Every line with the string "that" should be gathered.

[START ENTRIES PROVIDED]

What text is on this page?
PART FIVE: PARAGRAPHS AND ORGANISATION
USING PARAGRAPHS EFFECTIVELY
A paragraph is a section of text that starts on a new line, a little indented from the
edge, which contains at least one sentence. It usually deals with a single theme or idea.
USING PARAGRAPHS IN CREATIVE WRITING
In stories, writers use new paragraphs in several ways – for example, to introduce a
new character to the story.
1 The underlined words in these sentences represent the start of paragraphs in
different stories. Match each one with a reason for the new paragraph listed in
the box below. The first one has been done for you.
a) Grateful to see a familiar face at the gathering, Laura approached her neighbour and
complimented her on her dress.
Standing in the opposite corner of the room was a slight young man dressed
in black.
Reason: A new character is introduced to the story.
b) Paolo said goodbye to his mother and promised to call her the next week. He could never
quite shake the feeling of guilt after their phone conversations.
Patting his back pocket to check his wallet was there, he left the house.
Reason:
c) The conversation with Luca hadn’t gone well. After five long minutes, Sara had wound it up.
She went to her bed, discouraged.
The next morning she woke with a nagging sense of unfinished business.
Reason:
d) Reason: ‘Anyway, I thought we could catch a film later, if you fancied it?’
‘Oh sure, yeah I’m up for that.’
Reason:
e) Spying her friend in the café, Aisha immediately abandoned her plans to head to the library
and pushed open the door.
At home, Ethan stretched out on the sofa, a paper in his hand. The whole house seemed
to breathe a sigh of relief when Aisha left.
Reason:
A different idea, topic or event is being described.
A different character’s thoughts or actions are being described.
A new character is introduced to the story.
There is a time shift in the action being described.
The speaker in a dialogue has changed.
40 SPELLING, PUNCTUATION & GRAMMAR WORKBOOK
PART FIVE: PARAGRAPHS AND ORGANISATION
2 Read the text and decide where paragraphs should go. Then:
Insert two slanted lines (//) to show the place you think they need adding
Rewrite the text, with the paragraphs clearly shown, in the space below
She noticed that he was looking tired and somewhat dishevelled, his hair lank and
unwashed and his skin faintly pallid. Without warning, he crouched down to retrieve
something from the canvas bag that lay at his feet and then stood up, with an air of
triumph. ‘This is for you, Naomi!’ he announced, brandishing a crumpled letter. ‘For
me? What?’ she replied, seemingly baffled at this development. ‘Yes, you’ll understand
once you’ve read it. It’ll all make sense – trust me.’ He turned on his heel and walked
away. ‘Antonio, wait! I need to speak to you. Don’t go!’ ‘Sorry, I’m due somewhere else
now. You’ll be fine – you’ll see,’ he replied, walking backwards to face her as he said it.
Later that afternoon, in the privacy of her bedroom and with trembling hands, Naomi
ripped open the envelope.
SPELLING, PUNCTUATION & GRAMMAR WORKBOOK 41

[END ENTRIES PROVIDED]

EXERCISE OUTPUT:
A paragraph is a section of text that starts on a new line, a little indented from the
‘Oh sure, yeah I’m up for that.’
She noticed that he was looking tired and somewhat dishevelled, his hair lank and
something from the canvas bag that lay at his feet and then stood up, with an air of
Later that afternoon, in the privacy of her bedroom and with trembling hands, Naomi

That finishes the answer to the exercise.